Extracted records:

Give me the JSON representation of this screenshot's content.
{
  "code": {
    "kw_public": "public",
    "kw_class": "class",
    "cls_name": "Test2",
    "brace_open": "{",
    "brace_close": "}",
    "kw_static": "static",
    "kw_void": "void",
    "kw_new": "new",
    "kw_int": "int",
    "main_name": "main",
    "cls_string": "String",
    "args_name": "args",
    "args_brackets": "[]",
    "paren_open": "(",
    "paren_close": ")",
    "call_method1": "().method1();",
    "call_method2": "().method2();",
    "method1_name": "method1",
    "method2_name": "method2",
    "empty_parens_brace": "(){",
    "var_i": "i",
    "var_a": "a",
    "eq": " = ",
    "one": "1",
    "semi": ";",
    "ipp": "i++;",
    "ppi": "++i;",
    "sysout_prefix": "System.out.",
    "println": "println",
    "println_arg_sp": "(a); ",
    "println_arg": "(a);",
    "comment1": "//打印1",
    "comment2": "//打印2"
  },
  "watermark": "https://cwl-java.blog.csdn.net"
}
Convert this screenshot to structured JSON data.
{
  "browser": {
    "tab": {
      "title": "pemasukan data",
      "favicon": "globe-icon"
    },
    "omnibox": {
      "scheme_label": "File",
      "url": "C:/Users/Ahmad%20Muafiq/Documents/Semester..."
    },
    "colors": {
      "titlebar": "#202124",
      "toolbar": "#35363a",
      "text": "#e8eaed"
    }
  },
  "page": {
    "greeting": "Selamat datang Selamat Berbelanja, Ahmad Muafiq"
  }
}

**Problem**
Print every record exactly as it was given.

**Written answer**
Give me the JSON representation of this screenshot's content.
{
  "code": {
    "kw_public": "public",
    "kw_class": "class",
    "cls_name": "Test2",
    "brace_open": "{",
    "brace_close": "}",
    "kw_static": "static",
    "kw_void": "void",
    "kw_new": "new",
    "kw_int": "int",
    "main_name": "main",
    "cls_string": "String",
    "args_name": "args",
    "args_brackets": "[]",
    "paren_open": "(",
    "paren_close": ")",
    "call_method1": "().method1();",
    "call_method2": "().method2();",
    "method1_name": "method1",
    "method2_name": "method2",
    "empty_parens_brace": "(){",
    "var_i": "i",
    "var_a": "a",
    "eq": " = ",
    "one": "1",
    "semi": ";",
    "ipp": "i++;",
    "ppi": "++i;",
    "sysout_prefix": "System.out.",
    "println": "println",
    "println_arg_sp": "(a); ",
    "println_arg": "(a);",
    "comment1": "//打印1",
    "comment2": "//打印2"
  },
  "watermark": "https://cwl-java.blog.csdn.net"
}
Convert this screenshot to structured JSON data.
{
  "browser": {
    "tab": {
      "title": "pemasukan data",
      "favicon": "globe-icon"
    },
    "omnibox": {
      "scheme_label": "File",
      "url": "C:/Users/Ahmad%20Muafiq/Documents/Semester..."
    },
    "colors": {
      "titlebar": "#202124",
      "toolbar": "#35363a",
      "text": "#e8eaed"
    }
  },
  "page": {
    "greeting": "Selamat datang Selamat Berbelanja, Ahmad Muafiq"
  }
}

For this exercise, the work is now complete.